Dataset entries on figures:
** Start **
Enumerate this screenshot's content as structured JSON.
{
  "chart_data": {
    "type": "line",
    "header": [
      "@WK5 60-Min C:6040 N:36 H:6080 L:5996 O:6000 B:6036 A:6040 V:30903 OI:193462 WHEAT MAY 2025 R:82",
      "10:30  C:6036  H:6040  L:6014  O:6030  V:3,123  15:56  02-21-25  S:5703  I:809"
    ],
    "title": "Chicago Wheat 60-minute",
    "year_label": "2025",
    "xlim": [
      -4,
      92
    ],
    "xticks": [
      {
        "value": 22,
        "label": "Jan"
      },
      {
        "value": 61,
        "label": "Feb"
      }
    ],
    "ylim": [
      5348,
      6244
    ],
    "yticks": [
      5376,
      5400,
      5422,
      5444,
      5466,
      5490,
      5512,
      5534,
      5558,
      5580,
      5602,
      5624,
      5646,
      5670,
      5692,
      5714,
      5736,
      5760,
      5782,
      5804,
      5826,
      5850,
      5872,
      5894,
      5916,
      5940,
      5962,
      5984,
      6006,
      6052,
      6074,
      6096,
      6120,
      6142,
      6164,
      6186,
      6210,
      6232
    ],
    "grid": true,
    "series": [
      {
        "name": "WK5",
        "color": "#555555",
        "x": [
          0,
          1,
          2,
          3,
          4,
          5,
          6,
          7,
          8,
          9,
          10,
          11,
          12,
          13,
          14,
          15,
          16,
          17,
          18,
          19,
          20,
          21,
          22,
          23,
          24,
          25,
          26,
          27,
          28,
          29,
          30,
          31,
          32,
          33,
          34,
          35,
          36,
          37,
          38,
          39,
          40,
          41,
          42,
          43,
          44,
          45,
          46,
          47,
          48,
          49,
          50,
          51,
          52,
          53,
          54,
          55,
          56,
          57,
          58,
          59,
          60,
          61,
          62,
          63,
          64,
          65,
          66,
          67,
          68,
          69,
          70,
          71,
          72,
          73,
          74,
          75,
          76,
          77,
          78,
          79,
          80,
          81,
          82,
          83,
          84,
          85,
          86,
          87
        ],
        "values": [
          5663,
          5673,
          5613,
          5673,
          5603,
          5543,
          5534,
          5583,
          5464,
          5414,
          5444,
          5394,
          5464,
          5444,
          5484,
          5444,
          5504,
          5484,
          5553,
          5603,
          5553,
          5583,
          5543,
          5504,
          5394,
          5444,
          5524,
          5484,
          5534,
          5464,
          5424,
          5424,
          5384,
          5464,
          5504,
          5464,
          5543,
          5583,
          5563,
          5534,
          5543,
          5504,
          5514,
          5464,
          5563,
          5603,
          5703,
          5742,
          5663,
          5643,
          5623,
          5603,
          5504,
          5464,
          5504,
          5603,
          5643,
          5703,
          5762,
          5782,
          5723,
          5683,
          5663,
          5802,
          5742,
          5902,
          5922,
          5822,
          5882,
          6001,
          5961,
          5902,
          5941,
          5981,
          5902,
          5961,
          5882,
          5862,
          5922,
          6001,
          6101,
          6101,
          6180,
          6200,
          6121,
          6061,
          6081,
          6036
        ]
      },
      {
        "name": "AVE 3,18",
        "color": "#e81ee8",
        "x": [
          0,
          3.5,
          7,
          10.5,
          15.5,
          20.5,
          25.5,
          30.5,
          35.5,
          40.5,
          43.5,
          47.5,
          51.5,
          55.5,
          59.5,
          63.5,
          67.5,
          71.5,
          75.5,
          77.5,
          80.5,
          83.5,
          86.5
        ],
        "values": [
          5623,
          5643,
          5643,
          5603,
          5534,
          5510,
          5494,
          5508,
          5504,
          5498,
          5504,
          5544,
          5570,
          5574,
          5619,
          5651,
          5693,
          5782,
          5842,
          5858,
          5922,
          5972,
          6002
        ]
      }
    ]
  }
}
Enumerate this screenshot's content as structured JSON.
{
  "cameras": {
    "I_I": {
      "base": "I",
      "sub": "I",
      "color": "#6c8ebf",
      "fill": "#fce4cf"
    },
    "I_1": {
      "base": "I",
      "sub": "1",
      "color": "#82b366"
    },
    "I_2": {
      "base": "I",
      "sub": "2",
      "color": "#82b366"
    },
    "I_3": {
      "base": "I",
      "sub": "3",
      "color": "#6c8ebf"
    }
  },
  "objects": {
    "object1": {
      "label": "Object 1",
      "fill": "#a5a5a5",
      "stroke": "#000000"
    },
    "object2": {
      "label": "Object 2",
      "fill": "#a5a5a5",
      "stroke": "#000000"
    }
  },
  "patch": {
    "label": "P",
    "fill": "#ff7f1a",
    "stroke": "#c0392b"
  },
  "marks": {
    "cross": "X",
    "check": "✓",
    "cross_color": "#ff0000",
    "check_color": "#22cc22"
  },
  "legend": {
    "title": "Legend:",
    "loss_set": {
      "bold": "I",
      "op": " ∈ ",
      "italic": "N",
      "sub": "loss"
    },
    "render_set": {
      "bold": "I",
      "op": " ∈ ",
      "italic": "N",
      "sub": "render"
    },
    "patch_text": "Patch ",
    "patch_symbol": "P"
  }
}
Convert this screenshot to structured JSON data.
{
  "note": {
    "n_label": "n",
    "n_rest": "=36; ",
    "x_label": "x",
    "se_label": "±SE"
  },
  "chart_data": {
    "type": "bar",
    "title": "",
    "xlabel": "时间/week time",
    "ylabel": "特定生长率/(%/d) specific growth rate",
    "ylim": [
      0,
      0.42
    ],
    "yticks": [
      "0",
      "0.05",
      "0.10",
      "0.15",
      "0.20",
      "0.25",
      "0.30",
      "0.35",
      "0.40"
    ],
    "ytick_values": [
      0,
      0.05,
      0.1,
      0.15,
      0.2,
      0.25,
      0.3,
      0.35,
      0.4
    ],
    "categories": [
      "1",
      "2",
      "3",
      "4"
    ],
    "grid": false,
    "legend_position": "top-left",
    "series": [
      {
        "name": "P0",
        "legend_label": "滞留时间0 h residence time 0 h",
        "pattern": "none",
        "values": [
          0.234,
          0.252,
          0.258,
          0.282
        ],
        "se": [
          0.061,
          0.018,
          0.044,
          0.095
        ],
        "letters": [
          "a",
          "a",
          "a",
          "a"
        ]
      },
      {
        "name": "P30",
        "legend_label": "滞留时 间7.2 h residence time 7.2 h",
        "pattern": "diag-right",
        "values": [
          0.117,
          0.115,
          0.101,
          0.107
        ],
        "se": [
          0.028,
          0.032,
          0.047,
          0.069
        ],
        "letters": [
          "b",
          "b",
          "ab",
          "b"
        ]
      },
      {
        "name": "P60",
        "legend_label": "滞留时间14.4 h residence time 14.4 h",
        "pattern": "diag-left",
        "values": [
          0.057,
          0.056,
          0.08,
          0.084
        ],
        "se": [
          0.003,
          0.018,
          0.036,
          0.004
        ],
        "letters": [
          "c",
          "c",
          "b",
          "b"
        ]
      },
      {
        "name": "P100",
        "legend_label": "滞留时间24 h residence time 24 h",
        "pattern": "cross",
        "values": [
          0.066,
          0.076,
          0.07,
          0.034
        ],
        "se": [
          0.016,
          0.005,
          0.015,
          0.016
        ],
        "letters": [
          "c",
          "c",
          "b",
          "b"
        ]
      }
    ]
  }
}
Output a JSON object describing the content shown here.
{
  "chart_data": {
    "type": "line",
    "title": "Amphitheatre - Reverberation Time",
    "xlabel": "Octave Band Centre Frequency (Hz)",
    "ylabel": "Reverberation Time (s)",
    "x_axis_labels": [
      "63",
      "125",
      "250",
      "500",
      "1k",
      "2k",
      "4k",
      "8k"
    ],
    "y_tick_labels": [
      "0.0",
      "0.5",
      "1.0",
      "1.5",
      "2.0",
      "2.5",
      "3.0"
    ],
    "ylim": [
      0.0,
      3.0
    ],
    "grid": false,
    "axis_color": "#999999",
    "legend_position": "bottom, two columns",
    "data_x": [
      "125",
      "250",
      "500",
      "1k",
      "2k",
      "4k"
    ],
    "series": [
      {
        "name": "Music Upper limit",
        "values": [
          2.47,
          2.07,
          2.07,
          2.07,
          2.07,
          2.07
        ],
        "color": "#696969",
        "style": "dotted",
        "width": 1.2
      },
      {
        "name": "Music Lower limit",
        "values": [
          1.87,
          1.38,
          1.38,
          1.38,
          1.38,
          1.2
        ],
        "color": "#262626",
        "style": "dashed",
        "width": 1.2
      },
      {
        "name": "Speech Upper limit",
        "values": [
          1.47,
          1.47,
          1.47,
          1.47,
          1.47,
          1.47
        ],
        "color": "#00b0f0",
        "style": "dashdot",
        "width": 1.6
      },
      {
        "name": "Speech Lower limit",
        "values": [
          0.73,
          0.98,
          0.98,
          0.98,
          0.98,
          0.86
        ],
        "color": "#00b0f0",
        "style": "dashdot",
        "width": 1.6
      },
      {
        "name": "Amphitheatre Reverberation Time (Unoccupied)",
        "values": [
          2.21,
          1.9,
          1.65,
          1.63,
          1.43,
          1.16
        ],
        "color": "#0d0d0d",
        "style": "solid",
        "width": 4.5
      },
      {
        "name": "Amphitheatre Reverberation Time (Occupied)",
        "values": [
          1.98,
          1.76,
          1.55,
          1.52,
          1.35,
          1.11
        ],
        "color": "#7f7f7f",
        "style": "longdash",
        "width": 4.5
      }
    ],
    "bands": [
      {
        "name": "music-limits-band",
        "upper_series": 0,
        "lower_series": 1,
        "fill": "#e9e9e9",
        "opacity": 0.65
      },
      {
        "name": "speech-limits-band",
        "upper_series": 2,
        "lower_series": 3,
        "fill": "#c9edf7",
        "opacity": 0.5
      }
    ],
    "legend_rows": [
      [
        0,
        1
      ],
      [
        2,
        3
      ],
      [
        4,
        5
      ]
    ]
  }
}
** End **
Report the number of lines above that contain the word "style", and only that number.

6